<<<<
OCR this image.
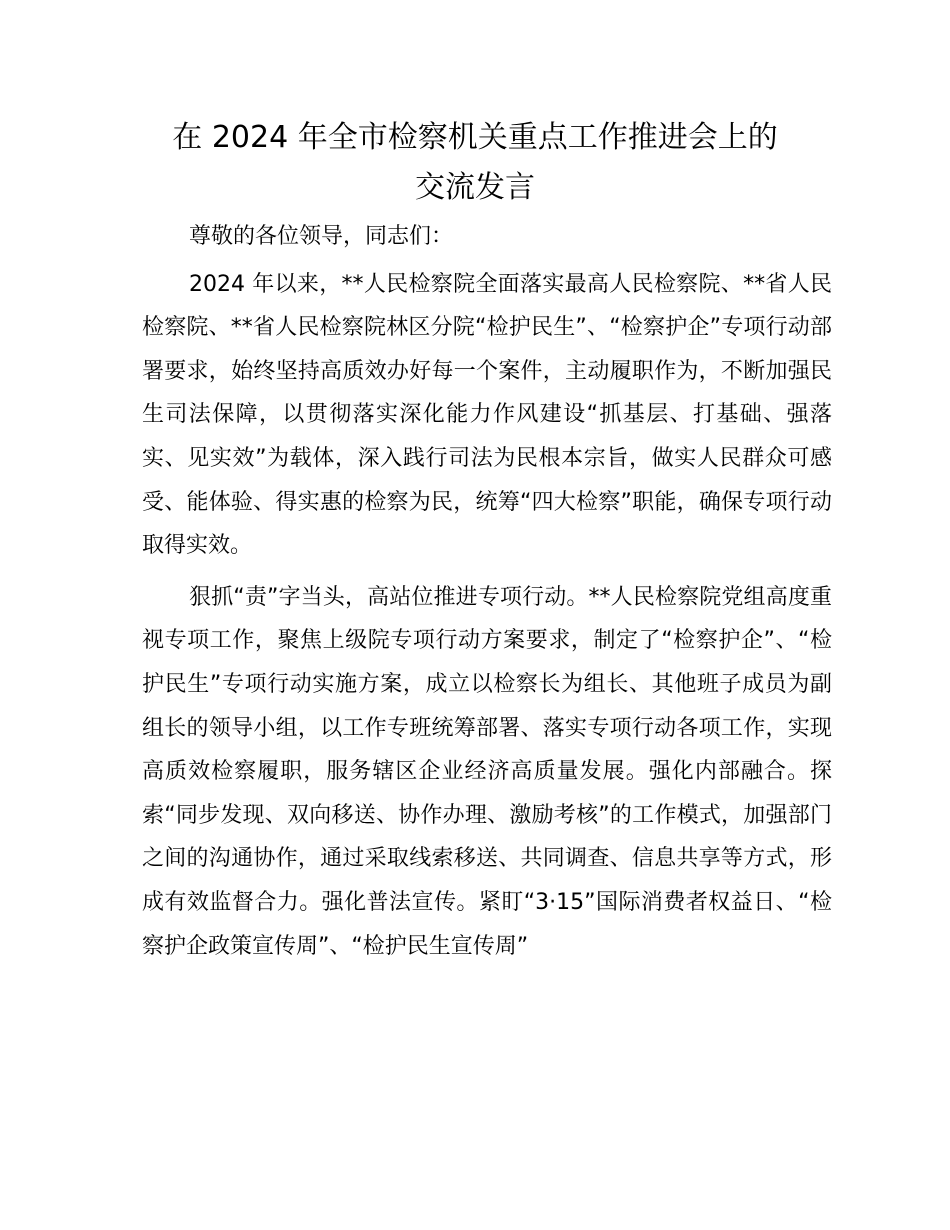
在 2024 年全市检察机关重点工作推进会上的
交流发言

尊敬的各位领导，同志们：

2024 年以来，**人民检察院全面落实最高人民检察院、**省人民检察院、**省人民检察院林区分院“检护民生”、“检察护企”专项行动部署要求，始终坚持高质效办好每一个案件，主动履职作为，不断加强民生司法保障，以贯彻落实深化能力作风建设“抓基层、打基础、强落实、见实效”为载体，深入践行司法为民根本宗旨，做实人民群众可感受、能体验、得实惠的检察为民，统筹“四大检察”职能，确保专项行动取得实效。

狠抓“责”字当头，高站位推进专项行动。**人民检察院党组高度重视专项工作，聚焦上级院专项行动方案要求，制定了“检察护企”、“检护民生”专项行动实施方案，成立以检察长为组长、其他班子成员为副组长的领导小组，以工作专班统筹部署、落实专项行动各项工作，实现高质效检察履职，服务辖区企业经济高质量发展。强化内部融合。探索“同步发现、双向移送、协作办理、激励考核”的工作模式，加强部门之间的沟通协作，通过采取线索移送、共同调查、信息共享等方式，形成有效监督合力。强化普法宣传。紧盯“3·15”国际消费者权益日、“检察护企政策宣传周”、“检护民生宣传周”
>>>>
**WHAT TO PRODUCE**
Nothing in the entries should change as you copy them, except that the pictures are left out.

**RESPONSE**
OCR this image.
在 2024 年全市检察机关重点工作推进会上的
交流发言

尊敬的各位领导，同志们：

2024 年以来，**人民检察院全面落实最高人民检察院、**省人民检察院、**省人民检察院林区分院“检护民生”、“检察护企”专项行动部署要求，始终坚持高质效办好每一个案件，主动履职作为，不断加强民生司法保障，以贯彻落实深化能力作风建设“抓基层、打基础、强落实、见实效”为载体，深入践行司法为民根本宗旨，做实人民群众可感受、能体验、得实惠的检察为民，统筹“四大检察”职能，确保专项行动取得实效。

狠抓“责”字当头，高站位推进专项行动。**人民检察院党组高度重视专项工作，聚焦上级院专项行动方案要求，制定了“检察护企”、“检护民生”专项行动实施方案，成立以检察长为组长、其他班子成员为副组长的领导小组，以工作专班统筹部署、落实专项行动各项工作，实现高质效检察履职，服务辖区企业经济高质量发展。强化内部融合。探索“同步发现、双向移送、协作办理、激励考核”的工作模式，加强部门之间的沟通协作，通过采取线索移送、共同调查、信息共享等方式，形成有效监督合力。强化普法宣传。紧盯“3·15”国际消费者权益日、“检察护企政策宣传周”、“检护民生宣传周”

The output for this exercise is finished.